Aim of the exercise =
Write out the records that appear below, verbatim and complete, but without pictures.

Data for processing =

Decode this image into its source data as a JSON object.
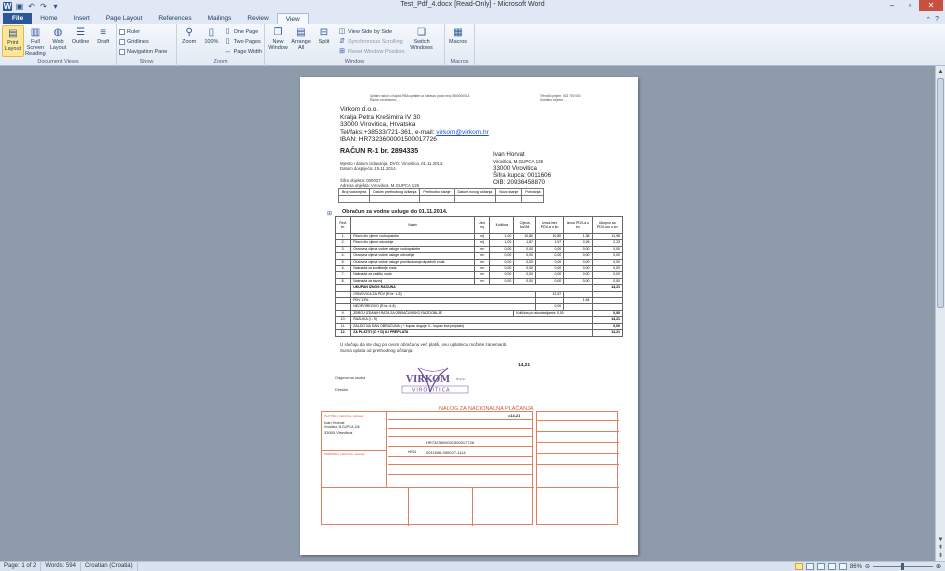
{
  "window": {
    "title": "Test_Pdf_4.docx [Read-Only] - Microsoft Word"
  },
  "tabs": [
    {
      "label": "File"
    },
    {
      "label": "Home"
    },
    {
      "label": "Insert"
    },
    {
      "label": "Page Layout"
    },
    {
      "label": "References"
    },
    {
      "label": "Mailings"
    },
    {
      "label": "Review"
    },
    {
      "label": "View"
    }
  ],
  "ribbon": {
    "document_views": {
      "label": "Document Views",
      "print_layout": "Print Layout",
      "full_screen": "Full Screen Reading",
      "web_layout": "Web Layout",
      "outline": "Outline",
      "draft": "Draft"
    },
    "show": {
      "label": "Show",
      "ruler": "Ruler",
      "gridlines": "Gridlines",
      "navigation": "Navigation Pane"
    },
    "zoom": {
      "label": "Zoom",
      "zoom": "Zoom",
      "percent": "100%",
      "one_page": "One Page",
      "two_pages": "Two Pages",
      "page_width": "Page Width"
    },
    "window": {
      "label": "Window",
      "new_window": "New Window",
      "arrange_all": "Arrange All",
      "split": "Split",
      "side_by_side": "View Side by Side",
      "sync_scroll": "Synchronous Scrolling",
      "reset_pos": "Reset Window Position",
      "switch": "Switch Windows"
    },
    "macros": {
      "label": "Macros",
      "macros": "Macros"
    }
  },
  "doc": {
    "bank_header_1": "Uplatni račun u Kaptol RBA uplatite uz obrascu poziv broj 0500000013",
    "bank_header_2": "Račun za obavezu ...",
    "bank_header_right_1": "Tehnički prijem: 033 700 000",
    "bank_header_right_2": "Uredsko vrijeme ...",
    "company": {
      "name": "Virkom d.o.o.",
      "street": "Kralja Petra Krešimira IV 30",
      "city": "33000 Virovitica, Hrvatska",
      "contact_prefix": "Tel/faks:+38533/721-361, e-mail: ",
      "email": "virkom@virkom.hr",
      "iban": "IBAN: HR7323600001500017726"
    },
    "invoice_title": "RAČUN R-1 br. 2894335",
    "meta_1": "Mjesto i datum izdavanja, DVO: Virovitica, 01.11.2014.",
    "meta_2": "Datum dospijeća: 15.11.2014.",
    "object_1": "Šifra objekta: 000027",
    "object_2": "Adresa objekta: Virovitica, M.GUPCA 126",
    "buyer": {
      "name": "Ivan Horvat",
      "addr": "Virovitica, M.GUPCA 126",
      "city": "33000 Virovitica",
      "code": "Šifra kupca: 0011606",
      "oib": "OIB: 20936458870"
    },
    "meter_headers": [
      "Broj vodomjera",
      "Datum prethodnog očitanja",
      "Prethodno stanje",
      "Datum novog očitanja",
      "Novo stanje",
      "Potrošnja"
    ],
    "section_title": "Obračun za vodne usluge do 01.11.2014.",
    "table": {
      "headers": [
        "Red. br.",
        "Naziv",
        "Jed. mj.",
        "Količina",
        "Cijena kn/JM",
        "Iznos bez PDV-a u kn",
        "Iznos PDV-a u kn",
        "Ukupno sa PDV-om u kn"
      ],
      "rows": [
        [
          "1.",
          "Fiksni dio cijene vodoopskrbe",
          "mj",
          "1,00",
          "10,80",
          "10,80",
          "1,38",
          "11,98"
        ],
        [
          "2.",
          "Fiksni dio cijene odvodnje",
          "mj",
          "1,00",
          "1,87",
          "1,97",
          "0,26",
          "2,23"
        ],
        [
          "3.",
          "Osnovna cijena vodne usluge vodoopskrbe",
          "m³",
          "0,00",
          "0,00",
          "0,00",
          "0,00",
          "0,00"
        ],
        [
          "4.",
          "Osnovna cijena vodne usluge odvodnje",
          "m³",
          "0,00",
          "0,00",
          "0,00",
          "0,00",
          "0,00"
        ],
        [
          "5.",
          "Osnovna cijena vodne usluge pročišćavanja otpadnih voda",
          "m³",
          "0,00",
          "0,00",
          "0,00",
          "0,00",
          "0,00"
        ],
        [
          "6.",
          "Naknada za korištenje voda",
          "m³",
          "0,00",
          "0,00",
          "0,00",
          "0,00",
          "0,00"
        ],
        [
          "7.",
          "Naknada za zaštitu voda",
          "m³",
          "0,00",
          "0,00",
          "0,00",
          "0,00",
          "0,00"
        ],
        [
          "8.",
          "Naknada za razvoj",
          "m³",
          "0,00",
          "0,00",
          "0,00",
          "0,00",
          "0,00"
        ]
      ],
      "subtotal_label": "UKUPAN IZNOS RAČUNA",
      "subtotal_value": "14,21",
      "tax_base_label": "OSNOVICA ZA PDV (R.br. 1-5)",
      "tax_base_value": "12,57",
      "vat_label": "PDV 13%",
      "vat_value": "1,64",
      "nonvat_label": "NEOPOREZIVO (R.br. 6-8)",
      "nonvat_value": "0,00",
      "r9": [
        "9.",
        "ZBROJ IZDANIH RATA ZA OBRAČUNSKO RAZDOBLJE",
        "Količina po akontacijama: 0,00",
        "0,00"
      ],
      "r10": [
        "10.",
        "RAZLIKA (I - 9)",
        "14,21"
      ],
      "r11": [
        "11.",
        "SALDO NA DAN OBRAČUNA ( + kupac duguje II – kupac ima preplatu)",
        "0,00"
      ],
      "r12": [
        "12.",
        "ZA PLATITI (C + D) ILI PREPLATA",
        "14,21"
      ]
    },
    "note_1": "U slučaju da ste dug po ovom obračunu  već platili, ovu uplatnicu  možete zanemariti.",
    "note_2": "Suma uplata od prethodnog  očitanja:",
    "note_total": "14,21",
    "odgovorna": "Odgovorna osoba",
    "direktor": "Direktor",
    "stamp_name": "VIRKOM",
    "stamp_sub": "VIROVITICA",
    "stamp_doo": "d.o.o.",
    "slip": {
      "title": "NALOG ZA NACIONALNA PLAĆANJA",
      "payer_lbl": "PLATITELJ (naziv/ime i adresa)",
      "payer_name": "Ivan Horvat",
      "payer_addr": "Virovitica, M.GUPCA 126",
      "payer_city": "33000 Virovitica",
      "amount": "=14,21",
      "iban_payee": "HR7323600001500017726",
      "model": "HR01",
      "ref": "0011606-000027-1114",
      "payee_lbl": "PRIMATELJ (naziv/ime i adresa)"
    }
  },
  "status": {
    "page": "Page: 1 of 2",
    "words": "Words: 594",
    "language": "Croatian (Croatia)",
    "zoom": "86%"
  }
}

Full output =
Decode this image into its source data as a JSON object.
{
  "window": {
    "title": "Test_Pdf_4.docx [Read-Only] - Microsoft Word"
  },
  "tabs": [
    {
      "label": "File"
    },
    {
      "label": "Home"
    },
    {
      "label": "Insert"
    },
    {
      "label": "Page Layout"
    },
    {
      "label": "References"
    },
    {
      "label": "Mailings"
    },
    {
      "label": "Review"
    },
    {
      "label": "View"
    }
  ],
  "ribbon": {
    "document_views": {
      "label": "Document Views",
      "print_layout": "Print Layout",
      "full_screen": "Full Screen Reading",
      "web_layout": "Web Layout",
      "outline": "Outline",
      "draft": "Draft"
    },
    "show": {
      "label": "Show",
      "ruler": "Ruler",
      "gridlines": "Gridlines",
      "navigation": "Navigation Pane"
    },
    "zoom": {
      "label": "Zoom",
      "zoom": "Zoom",
      "percent": "100%",
      "one_page": "One Page",
      "two_pages": "Two Pages",
      "page_width": "Page Width"
    },
    "window": {
      "label": "Window",
      "new_window": "New Window",
      "arrange_all": "Arrange All",
      "split": "Split",
      "side_by_side": "View Side by Side",
      "sync_scroll": "Synchronous Scrolling",
      "reset_pos": "Reset Window Position",
      "switch": "Switch Windows"
    },
    "macros": {
      "label": "Macros",
      "macros": "Macros"
    }
  },
  "doc": {
    "bank_header_1": "Uplatni račun u Kaptol RBA uplatite uz obrascu poziv broj 0500000013",
    "bank_header_2": "Račun za obavezu ...",
    "bank_header_right_1": "Tehnički prijem: 033 700 000",
    "bank_header_right_2": "Uredsko vrijeme ...",
    "company": {
      "name": "Virkom d.o.o.",
      "street": "Kralja Petra Krešimira IV 30",
      "city": "33000 Virovitica, Hrvatska",
      "contact_prefix": "Tel/faks:+38533/721-361, e-mail: ",
      "email": "virkom@virkom.hr",
      "iban": "IBAN: HR7323600001500017726"
    },
    "invoice_title": "RAČUN R-1 br. 2894335",
    "meta_1": "Mjesto i datum izdavanja, DVO: Virovitica, 01.11.2014.",
    "meta_2": "Datum dospijeća: 15.11.2014.",
    "object_1": "Šifra objekta: 000027",
    "object_2": "Adresa objekta: Virovitica, M.GUPCA 126",
    "buyer": {
      "name": "Ivan Horvat",
      "addr": "Virovitica, M.GUPCA 126",
      "city": "33000 Virovitica",
      "code": "Šifra kupca: 0011606",
      "oib": "OIB: 20936458870"
    },
    "meter_headers": [
      "Broj vodomjera",
      "Datum prethodnog očitanja",
      "Prethodno stanje",
      "Datum novog očitanja",
      "Novo stanje",
      "Potrošnja"
    ],
    "section_title": "Obračun za vodne usluge do 01.11.2014.",
    "table": {
      "headers": [
        "Red. br.",
        "Naziv",
        "Jed. mj.",
        "Količina",
        "Cijena kn/JM",
        "Iznos bez PDV-a u kn",
        "Iznos PDV-a u kn",
        "Ukupno sa PDV-om u kn"
      ],
      "rows": [
        [
          "1.",
          "Fiksni dio cijene vodoopskrbe",
          "mj",
          "1,00",
          "10,80",
          "10,80",
          "1,38",
          "11,98"
        ],
        [
          "2.",
          "Fiksni dio cijene odvodnje",
          "mj",
          "1,00",
          "1,87",
          "1,97",
          "0,26",
          "2,23"
        ],
        [
          "3.",
          "Osnovna cijena vodne usluge vodoopskrbe",
          "m³",
          "0,00",
          "0,00",
          "0,00",
          "0,00",
          "0,00"
        ],
        [
          "4.",
          "Osnovna cijena vodne usluge odvodnje",
          "m³",
          "0,00",
          "0,00",
          "0,00",
          "0,00",
          "0,00"
        ],
        [
          "5.",
          "Osnovna cijena vodne usluge pročišćavanja otpadnih voda",
          "m³",
          "0,00",
          "0,00",
          "0,00",
          "0,00",
          "0,00"
        ],
        [
          "6.",
          "Naknada za korištenje voda",
          "m³",
          "0,00",
          "0,00",
          "0,00",
          "0,00",
          "0,00"
        ],
        [
          "7.",
          "Naknada za zaštitu voda",
          "m³",
          "0,00",
          "0,00",
          "0,00",
          "0,00",
          "0,00"
        ],
        [
          "8.",
          "Naknada za razvoj",
          "m³",
          "0,00",
          "0,00",
          "0,00",
          "0,00",
          "0,00"
        ]
      ],
      "subtotal_label": "UKUPAN IZNOS RAČUNA",
      "subtotal_value": "14,21",
      "tax_base_label": "OSNOVICA ZA PDV (R.br. 1-5)",
      "tax_base_value": "12,57",
      "vat_label": "PDV 13%",
      "vat_value": "1,64",
      "nonvat_label": "NEOPOREZIVO (R.br. 6-8)",
      "nonvat_value": "0,00",
      "r9": [
        "9.",
        "ZBROJ IZDANIH RATA ZA OBRAČUNSKO RAZDOBLJE",
        "Količina po akontacijama: 0,00",
        "0,00"
      ],
      "r10": [
        "10.",
        "RAZLIKA (I - 9)",
        "14,21"
      ],
      "r11": [
        "11.",
        "SALDO NA DAN OBRAČUNA ( + kupac duguje II – kupac ima preplatu)",
        "0,00"
      ],
      "r12": [
        "12.",
        "ZA PLATITI (C + D) ILI PREPLATA",
        "14,21"
      ]
    },
    "note_1": "U slučaju da ste dug po ovom obračunu  već platili, ovu uplatnicu  možete zanemariti.",
    "note_2": "Suma uplata od prethodnog  očitanja:",
    "note_total": "14,21",
    "odgovorna": "Odgovorna osoba",
    "direktor": "Direktor",
    "stamp_name": "VIRKOM",
    "stamp_sub": "VIROVITICA",
    "stamp_doo": "d.o.o.",
    "slip": {
      "title": "NALOG ZA NACIONALNA PLAĆANJA",
      "payer_lbl": "PLATITELJ (naziv/ime i adresa)",
      "payer_name": "Ivan Horvat",
      "payer_addr": "Virovitica, M.GUPCA 126",
      "payer_city": "33000 Virovitica",
      "amount": "=14,21",
      "iban_payee": "HR7323600001500017726",
      "model": "HR01",
      "ref": "0011606-000027-1114",
      "payee_lbl": "PRIMATELJ (naziv/ime i adresa)"
    }
  },
  "status": {
    "page": "Page: 1 of 2",
    "words": "Words: 594",
    "language": "Croatian (Croatia)",
    "zoom": "86%"
  }
}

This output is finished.